### What is being asked
Restate the entire listing word for word.

Stored data entries
════════
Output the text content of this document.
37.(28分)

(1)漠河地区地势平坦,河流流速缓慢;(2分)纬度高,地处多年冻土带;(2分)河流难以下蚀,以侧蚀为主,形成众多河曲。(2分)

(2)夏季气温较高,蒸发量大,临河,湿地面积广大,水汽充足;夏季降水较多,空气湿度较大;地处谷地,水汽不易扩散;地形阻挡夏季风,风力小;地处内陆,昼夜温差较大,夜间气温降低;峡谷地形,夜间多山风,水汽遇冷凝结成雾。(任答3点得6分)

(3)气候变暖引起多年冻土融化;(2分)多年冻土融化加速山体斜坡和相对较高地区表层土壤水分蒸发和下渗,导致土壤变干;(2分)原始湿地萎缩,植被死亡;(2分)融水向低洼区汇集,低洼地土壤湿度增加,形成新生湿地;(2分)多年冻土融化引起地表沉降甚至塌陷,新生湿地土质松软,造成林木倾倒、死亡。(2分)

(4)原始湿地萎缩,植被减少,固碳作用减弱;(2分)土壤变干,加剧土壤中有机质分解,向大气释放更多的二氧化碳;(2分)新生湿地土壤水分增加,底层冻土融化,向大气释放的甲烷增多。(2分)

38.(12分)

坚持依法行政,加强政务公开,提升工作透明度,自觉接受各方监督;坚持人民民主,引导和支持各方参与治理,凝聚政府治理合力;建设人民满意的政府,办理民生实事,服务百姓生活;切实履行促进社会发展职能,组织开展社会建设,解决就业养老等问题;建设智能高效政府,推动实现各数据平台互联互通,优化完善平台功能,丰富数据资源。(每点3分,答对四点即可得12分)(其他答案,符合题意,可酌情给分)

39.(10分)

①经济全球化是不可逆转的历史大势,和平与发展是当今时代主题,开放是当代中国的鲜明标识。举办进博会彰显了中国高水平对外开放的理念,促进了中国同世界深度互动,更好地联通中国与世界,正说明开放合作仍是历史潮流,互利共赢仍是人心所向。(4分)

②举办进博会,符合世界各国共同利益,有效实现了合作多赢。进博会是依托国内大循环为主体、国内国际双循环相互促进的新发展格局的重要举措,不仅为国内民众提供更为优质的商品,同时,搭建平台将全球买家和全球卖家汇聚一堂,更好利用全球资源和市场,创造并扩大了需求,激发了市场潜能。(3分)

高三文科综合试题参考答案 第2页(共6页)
════════
### Answer to the problem
Output the text content of this document.
37.(28分)

(1)漠河地区地势平坦,河流流速缓慢;(2分)纬度高,地处多年冻土带;(2分)河流难以下蚀,以侧蚀为主,形成众多河曲。(2分)

(2)夏季气温较高,蒸发量大,临河,湿地面积广大,水汽充足;夏季降水较多,空气湿度较大;地处谷地,水汽不易扩散;地形阻挡夏季风,风力小;地处内陆,昼夜温差较大,夜间气温降低;峡谷地形,夜间多山风,水汽遇冷凝结成雾。(任答3点得6分)

(3)气候变暖引起多年冻土融化;(2分)多年冻土融化加速山体斜坡和相对较高地区表层土壤水分蒸发和下渗,导致土壤变干;(2分)原始湿地萎缩,植被死亡;(2分)融水向低洼区汇集,低洼地土壤湿度增加,形成新生湿地;(2分)多年冻土融化引起地表沉降甚至塌陷,新生湿地土质松软,造成林木倾倒、死亡。(2分)

(4)原始湿地萎缩,植被减少,固碳作用减弱;(2分)土壤变干,加剧土壤中有机质分解,向大气释放更多的二氧化碳;(2分)新生湿地土壤水分增加,底层冻土融化,向大气释放的甲烷增多。(2分)

38.(12分)

坚持依法行政,加强政务公开,提升工作透明度,自觉接受各方监督;坚持人民民主,引导和支持各方参与治理,凝聚政府治理合力;建设人民满意的政府,办理民生实事,服务百姓生活;切实履行促进社会发展职能,组织开展社会建设,解决就业养老等问题;建设智能高效政府,推动实现各数据平台互联互通,优化完善平台功能,丰富数据资源。(每点3分,答对四点即可得12分)(其他答案,符合题意,可酌情给分)

39.(10分)

①经济全球化是不可逆转的历史大势,和平与发展是当今时代主题,开放是当代中国的鲜明标识。举办进博会彰显了中国高水平对外开放的理念,促进了中国同世界深度互动,更好地联通中国与世界,正说明开放合作仍是历史潮流,互利共赢仍是人心所向。(4分)

②举办进博会,符合世界各国共同利益,有效实现了合作多赢。进博会是依托国内大循环为主体、国内国际双循环相互促进的新发展格局的重要举措,不仅为国内民众提供更为优质的商品,同时,搭建平台将全球买家和全球卖家汇聚一堂,更好利用全球资源和市场,创造并扩大了需求,激发了市场潜能。(3分)

高三文科综合试题参考答案 第2页(共6页)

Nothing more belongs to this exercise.